++++ Information supplied
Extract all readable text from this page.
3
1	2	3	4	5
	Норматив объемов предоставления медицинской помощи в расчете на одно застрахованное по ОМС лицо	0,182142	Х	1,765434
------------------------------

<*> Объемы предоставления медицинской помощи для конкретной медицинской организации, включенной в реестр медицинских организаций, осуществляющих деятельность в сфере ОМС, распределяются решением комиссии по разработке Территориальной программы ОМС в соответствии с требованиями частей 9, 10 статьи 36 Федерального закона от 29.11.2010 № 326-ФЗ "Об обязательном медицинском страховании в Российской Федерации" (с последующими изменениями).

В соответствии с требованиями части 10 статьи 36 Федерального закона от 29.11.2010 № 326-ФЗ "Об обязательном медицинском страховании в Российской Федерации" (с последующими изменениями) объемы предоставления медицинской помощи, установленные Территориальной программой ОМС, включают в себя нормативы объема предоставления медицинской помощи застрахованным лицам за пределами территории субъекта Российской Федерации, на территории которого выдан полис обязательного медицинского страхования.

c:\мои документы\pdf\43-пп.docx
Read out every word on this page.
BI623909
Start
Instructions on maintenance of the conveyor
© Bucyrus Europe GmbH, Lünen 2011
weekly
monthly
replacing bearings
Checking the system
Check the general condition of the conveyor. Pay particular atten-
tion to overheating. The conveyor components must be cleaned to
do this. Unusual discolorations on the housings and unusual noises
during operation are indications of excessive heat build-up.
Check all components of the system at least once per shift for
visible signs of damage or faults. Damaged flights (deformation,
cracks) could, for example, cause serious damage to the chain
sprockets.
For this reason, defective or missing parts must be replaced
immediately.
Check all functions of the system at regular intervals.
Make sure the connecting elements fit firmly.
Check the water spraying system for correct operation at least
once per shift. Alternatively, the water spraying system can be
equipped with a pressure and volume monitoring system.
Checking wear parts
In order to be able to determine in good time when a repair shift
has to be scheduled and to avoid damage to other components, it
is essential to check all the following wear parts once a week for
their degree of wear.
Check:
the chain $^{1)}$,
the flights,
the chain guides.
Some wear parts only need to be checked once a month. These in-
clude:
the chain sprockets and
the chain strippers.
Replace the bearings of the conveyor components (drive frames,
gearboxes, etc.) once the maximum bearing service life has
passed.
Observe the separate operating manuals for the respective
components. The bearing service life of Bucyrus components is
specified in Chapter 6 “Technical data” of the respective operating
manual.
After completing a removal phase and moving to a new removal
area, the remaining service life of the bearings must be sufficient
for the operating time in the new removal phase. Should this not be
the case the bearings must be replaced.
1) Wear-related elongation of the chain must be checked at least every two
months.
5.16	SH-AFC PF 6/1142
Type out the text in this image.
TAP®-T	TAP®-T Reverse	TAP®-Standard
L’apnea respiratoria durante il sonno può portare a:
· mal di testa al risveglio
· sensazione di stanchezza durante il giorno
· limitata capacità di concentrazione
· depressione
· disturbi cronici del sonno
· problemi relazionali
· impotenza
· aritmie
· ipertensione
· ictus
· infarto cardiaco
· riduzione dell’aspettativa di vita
++++++++
#### Task description
In the listing above, find each line with the word "life" and copy it.

#### Task response
gearboxes, etc.) once the maximum bearing service life has
components. The bearing service life of Bucyrus components is
area, the remaining service life of the bearings must be sufficient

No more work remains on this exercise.